Work out how many lines hold "Salpeter". Give the number and nothing else.
-------- Records provided --------
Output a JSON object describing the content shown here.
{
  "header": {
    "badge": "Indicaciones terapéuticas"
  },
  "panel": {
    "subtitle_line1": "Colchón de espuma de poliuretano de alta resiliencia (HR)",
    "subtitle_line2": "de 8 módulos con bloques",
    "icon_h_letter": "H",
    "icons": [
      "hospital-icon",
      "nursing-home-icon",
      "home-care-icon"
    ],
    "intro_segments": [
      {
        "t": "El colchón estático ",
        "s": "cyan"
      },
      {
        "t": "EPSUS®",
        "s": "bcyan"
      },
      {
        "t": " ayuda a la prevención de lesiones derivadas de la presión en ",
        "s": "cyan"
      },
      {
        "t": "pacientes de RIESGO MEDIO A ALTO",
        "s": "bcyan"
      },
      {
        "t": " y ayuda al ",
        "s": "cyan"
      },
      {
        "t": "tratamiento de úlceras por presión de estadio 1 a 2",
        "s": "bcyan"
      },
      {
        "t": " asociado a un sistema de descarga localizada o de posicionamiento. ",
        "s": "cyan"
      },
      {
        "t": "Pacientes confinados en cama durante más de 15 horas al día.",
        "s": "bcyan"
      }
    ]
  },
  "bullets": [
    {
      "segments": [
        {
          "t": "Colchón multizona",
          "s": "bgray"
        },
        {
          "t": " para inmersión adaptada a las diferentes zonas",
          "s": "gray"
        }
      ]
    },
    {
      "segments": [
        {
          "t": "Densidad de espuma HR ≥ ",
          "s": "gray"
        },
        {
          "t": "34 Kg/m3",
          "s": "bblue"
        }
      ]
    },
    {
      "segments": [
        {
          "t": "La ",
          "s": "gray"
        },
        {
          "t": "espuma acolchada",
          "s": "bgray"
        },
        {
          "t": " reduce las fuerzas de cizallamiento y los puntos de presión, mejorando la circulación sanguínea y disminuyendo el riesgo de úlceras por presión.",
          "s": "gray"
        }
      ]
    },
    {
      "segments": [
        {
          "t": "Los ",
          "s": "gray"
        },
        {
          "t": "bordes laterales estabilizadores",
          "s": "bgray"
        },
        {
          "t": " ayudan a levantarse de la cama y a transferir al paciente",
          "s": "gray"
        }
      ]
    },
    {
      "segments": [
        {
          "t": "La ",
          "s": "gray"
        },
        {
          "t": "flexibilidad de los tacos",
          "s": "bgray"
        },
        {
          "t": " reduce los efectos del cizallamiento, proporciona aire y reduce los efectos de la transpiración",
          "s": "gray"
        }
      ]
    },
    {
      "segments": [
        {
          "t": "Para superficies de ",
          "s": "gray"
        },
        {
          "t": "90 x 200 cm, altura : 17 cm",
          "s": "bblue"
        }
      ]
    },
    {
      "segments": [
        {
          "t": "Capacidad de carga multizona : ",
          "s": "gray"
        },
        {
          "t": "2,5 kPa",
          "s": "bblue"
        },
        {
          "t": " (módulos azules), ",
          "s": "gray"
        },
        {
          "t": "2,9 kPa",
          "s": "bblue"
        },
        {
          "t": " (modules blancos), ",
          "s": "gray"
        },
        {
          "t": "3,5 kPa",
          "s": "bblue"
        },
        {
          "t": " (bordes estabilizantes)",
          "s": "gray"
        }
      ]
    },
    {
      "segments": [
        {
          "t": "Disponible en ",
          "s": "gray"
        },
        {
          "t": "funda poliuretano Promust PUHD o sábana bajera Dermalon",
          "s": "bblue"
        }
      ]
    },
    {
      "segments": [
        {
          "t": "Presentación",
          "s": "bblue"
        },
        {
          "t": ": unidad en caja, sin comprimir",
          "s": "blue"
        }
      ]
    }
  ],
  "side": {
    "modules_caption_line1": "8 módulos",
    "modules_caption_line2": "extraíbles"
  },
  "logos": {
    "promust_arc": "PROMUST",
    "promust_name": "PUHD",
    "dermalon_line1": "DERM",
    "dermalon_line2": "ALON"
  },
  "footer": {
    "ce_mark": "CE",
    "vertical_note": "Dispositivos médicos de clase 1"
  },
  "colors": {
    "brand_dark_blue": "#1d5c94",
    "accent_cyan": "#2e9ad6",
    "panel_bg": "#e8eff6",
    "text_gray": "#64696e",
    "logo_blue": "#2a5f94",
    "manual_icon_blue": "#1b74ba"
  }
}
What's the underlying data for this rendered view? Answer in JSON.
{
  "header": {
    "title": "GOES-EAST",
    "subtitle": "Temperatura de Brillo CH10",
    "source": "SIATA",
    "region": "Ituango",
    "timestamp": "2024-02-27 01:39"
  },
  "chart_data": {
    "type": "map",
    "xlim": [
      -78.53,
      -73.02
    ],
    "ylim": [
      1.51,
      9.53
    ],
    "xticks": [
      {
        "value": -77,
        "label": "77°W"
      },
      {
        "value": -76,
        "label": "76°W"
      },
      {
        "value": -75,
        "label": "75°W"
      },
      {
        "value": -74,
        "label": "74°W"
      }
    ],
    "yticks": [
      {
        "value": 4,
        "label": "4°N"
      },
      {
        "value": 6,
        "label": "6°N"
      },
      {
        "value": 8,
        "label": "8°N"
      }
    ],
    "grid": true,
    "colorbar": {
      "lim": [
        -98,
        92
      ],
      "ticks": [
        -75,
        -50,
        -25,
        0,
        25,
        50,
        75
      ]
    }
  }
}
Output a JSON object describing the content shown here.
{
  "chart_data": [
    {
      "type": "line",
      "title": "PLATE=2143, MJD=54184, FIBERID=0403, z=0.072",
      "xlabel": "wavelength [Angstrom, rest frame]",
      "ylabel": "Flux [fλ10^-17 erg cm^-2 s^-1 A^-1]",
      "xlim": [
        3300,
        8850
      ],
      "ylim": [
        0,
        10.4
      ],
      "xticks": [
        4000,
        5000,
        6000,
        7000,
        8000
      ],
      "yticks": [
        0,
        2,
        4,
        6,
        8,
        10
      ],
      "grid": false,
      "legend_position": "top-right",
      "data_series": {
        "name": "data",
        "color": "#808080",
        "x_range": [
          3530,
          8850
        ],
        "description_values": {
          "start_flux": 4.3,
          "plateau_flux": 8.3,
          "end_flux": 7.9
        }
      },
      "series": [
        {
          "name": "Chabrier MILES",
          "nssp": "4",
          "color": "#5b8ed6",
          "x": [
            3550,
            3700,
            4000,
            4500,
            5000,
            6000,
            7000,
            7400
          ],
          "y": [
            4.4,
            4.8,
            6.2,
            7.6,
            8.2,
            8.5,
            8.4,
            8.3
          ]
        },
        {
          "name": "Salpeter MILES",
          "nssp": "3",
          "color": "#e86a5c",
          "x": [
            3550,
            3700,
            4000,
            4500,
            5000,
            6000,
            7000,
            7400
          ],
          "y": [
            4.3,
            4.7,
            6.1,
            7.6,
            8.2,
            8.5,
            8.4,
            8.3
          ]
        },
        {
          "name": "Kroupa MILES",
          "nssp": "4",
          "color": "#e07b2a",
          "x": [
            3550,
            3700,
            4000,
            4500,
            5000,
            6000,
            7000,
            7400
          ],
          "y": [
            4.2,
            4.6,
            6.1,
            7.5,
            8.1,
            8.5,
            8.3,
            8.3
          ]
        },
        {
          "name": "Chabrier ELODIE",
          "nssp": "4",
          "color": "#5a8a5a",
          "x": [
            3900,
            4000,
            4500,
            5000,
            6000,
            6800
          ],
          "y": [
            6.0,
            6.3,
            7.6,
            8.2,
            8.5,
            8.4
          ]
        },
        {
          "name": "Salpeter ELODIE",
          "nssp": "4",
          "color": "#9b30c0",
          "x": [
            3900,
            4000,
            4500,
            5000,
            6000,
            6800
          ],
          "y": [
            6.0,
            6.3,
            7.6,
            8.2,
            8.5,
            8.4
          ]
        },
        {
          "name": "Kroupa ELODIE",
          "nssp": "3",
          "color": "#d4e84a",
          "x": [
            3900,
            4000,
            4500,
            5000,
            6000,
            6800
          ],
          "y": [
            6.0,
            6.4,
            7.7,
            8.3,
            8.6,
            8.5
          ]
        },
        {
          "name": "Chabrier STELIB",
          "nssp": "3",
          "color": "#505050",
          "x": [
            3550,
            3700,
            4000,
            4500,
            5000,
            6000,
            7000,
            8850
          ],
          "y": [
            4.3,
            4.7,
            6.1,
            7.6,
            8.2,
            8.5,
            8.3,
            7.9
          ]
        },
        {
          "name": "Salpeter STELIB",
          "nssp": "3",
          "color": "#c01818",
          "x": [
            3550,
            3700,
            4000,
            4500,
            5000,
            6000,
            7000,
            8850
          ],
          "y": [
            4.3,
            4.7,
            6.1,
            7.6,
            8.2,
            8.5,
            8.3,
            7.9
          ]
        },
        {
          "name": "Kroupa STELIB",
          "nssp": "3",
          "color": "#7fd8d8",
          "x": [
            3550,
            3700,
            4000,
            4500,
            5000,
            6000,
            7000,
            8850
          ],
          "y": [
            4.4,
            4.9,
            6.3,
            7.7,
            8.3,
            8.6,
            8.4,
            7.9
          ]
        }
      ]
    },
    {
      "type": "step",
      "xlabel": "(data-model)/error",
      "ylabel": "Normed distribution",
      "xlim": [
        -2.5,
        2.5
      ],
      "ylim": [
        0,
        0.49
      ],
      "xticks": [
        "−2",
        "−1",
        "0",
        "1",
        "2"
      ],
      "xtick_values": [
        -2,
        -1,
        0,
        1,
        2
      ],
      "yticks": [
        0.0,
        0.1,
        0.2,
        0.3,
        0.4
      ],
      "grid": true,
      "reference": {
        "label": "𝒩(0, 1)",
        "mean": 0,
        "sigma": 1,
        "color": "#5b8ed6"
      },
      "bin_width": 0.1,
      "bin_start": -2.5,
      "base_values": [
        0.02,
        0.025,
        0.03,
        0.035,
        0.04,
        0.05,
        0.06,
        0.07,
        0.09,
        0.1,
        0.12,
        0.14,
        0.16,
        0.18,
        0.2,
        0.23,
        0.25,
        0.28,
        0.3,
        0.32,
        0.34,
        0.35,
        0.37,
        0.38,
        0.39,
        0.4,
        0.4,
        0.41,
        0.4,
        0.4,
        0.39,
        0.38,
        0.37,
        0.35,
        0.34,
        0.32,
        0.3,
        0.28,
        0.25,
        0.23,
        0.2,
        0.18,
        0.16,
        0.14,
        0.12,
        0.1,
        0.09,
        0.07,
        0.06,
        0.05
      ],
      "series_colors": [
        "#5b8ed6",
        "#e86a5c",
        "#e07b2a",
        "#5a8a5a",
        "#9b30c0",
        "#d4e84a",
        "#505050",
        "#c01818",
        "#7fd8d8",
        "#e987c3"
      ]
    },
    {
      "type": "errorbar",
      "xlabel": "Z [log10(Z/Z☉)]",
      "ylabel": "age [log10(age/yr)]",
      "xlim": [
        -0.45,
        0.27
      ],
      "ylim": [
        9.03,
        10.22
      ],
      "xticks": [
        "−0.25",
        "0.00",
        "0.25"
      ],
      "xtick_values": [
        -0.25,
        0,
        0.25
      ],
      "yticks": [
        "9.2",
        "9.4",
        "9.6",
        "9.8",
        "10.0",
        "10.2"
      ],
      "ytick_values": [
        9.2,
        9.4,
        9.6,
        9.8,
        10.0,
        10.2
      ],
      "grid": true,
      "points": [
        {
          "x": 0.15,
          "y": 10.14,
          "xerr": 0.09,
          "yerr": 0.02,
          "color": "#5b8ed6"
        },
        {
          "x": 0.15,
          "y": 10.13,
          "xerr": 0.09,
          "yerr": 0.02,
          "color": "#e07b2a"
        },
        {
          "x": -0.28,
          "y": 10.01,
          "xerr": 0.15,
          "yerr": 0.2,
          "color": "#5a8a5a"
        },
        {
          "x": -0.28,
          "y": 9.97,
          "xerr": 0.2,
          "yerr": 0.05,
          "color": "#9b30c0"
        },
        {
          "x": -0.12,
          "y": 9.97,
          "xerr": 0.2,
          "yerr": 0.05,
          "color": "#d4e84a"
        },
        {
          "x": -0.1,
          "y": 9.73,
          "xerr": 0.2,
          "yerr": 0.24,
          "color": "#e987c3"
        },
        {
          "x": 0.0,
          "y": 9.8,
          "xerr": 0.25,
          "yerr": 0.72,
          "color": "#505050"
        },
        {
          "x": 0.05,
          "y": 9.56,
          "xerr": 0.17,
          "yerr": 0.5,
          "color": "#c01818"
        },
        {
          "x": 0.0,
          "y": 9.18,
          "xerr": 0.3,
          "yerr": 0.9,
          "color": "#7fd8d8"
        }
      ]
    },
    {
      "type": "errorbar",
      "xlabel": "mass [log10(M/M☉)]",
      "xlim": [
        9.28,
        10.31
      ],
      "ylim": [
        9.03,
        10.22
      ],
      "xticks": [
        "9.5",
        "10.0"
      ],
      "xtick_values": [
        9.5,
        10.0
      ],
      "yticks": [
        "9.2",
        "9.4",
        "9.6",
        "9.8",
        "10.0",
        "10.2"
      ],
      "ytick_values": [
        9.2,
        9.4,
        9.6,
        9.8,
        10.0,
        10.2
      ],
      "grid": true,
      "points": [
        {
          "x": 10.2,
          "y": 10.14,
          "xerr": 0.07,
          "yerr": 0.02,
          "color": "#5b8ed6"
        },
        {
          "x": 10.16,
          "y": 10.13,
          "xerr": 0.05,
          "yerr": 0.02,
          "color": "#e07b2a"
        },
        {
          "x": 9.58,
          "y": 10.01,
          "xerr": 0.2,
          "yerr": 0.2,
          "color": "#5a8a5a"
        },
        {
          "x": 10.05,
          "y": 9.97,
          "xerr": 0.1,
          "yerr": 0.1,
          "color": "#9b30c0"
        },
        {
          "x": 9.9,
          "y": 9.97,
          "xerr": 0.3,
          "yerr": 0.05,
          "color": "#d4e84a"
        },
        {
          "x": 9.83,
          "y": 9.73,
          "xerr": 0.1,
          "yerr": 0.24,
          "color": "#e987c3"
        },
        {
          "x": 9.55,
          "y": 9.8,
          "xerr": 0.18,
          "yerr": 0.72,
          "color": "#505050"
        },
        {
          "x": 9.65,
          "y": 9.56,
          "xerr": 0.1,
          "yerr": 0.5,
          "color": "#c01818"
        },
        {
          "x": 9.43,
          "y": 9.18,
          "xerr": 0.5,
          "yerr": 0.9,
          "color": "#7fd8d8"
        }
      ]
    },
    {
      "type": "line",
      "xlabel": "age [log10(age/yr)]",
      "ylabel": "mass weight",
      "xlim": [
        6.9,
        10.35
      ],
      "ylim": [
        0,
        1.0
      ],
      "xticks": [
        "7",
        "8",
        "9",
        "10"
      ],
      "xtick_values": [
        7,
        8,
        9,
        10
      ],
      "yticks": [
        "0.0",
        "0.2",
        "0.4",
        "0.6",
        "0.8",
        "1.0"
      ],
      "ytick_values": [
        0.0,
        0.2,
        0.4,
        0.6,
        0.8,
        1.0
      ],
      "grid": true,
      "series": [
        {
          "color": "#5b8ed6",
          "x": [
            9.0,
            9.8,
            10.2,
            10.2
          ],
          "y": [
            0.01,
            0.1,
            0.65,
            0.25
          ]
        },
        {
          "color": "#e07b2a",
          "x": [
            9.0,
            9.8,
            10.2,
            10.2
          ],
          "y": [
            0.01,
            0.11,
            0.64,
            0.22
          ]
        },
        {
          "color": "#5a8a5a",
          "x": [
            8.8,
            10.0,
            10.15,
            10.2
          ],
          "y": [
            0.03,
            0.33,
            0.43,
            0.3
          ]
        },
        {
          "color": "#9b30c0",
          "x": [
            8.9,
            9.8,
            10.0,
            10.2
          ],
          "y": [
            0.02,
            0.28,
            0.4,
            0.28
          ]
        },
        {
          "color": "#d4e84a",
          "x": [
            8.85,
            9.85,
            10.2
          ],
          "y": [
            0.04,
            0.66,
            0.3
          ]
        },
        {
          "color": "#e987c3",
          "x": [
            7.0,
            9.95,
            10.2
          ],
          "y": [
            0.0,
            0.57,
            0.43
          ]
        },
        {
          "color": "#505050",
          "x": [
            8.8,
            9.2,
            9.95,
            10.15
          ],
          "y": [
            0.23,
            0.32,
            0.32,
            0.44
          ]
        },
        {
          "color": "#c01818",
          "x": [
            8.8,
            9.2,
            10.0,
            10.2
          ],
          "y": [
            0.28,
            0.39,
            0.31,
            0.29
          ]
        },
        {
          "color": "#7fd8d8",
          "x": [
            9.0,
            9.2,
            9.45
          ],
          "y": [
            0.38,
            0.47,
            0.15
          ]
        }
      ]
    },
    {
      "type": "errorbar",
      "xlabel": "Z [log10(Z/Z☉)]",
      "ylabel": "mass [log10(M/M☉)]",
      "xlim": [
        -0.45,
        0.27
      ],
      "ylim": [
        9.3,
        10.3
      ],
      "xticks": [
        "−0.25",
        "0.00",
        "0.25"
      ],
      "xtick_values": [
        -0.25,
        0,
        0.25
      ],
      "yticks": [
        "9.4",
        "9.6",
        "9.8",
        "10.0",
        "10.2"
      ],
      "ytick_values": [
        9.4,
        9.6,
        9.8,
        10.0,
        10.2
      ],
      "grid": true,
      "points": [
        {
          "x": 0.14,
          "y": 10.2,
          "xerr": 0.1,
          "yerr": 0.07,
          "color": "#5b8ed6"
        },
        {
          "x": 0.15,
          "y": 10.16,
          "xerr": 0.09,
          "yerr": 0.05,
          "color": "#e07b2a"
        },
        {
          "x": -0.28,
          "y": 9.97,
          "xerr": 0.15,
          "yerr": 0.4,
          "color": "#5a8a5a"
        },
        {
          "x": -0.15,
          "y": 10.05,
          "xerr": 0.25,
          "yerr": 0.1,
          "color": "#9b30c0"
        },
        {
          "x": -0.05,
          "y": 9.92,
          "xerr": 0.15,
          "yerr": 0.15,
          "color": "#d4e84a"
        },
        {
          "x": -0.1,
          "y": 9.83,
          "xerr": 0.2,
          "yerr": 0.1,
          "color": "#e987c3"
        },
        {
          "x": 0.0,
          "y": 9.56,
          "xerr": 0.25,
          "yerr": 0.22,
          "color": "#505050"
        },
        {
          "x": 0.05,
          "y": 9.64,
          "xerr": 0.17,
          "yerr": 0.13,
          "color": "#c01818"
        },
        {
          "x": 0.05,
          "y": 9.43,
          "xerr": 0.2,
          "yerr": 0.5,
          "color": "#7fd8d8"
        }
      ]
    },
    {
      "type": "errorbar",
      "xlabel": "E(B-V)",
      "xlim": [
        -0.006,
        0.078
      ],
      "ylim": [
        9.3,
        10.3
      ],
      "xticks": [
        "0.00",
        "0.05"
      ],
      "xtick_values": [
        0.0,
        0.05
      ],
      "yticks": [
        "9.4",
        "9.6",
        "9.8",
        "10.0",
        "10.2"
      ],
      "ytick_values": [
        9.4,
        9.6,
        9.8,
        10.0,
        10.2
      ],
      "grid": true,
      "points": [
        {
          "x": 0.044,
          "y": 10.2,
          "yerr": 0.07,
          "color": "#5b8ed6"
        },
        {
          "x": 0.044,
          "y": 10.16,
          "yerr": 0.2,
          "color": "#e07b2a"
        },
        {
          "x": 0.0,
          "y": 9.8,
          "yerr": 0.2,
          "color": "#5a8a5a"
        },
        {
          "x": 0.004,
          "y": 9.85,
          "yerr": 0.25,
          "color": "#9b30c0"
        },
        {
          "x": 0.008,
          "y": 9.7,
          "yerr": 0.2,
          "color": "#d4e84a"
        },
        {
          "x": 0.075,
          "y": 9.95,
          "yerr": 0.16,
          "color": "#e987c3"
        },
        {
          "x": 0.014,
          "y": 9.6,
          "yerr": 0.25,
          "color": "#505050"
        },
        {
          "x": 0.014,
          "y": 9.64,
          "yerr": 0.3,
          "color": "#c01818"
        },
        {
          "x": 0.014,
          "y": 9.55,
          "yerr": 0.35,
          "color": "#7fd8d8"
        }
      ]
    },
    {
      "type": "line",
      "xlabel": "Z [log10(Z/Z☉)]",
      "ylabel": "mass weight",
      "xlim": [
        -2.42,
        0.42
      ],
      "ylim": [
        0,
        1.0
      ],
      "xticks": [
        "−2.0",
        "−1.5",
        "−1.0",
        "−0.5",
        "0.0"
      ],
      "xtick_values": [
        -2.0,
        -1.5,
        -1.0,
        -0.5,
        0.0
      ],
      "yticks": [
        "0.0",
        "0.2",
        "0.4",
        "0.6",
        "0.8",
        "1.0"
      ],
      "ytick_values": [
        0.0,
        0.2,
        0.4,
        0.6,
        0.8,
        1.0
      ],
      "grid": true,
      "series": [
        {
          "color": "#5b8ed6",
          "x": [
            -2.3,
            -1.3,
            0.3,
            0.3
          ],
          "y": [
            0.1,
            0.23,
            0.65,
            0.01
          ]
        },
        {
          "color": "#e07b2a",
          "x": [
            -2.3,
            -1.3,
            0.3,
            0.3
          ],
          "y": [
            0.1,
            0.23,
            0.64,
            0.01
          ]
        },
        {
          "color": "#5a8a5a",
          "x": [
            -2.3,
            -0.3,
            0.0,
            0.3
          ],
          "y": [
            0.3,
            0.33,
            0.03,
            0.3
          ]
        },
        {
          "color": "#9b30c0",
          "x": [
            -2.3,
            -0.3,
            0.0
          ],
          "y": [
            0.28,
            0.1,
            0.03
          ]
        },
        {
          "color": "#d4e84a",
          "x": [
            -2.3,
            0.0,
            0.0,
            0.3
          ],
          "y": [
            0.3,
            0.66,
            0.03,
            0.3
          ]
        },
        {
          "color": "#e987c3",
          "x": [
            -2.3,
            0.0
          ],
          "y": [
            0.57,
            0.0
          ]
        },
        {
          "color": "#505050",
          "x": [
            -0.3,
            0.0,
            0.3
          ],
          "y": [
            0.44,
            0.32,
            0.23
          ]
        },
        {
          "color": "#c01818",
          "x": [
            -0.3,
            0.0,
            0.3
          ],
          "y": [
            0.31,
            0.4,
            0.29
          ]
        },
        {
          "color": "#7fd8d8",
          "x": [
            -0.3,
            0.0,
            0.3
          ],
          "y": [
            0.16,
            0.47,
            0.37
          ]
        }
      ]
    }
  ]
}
--------
Task output:
3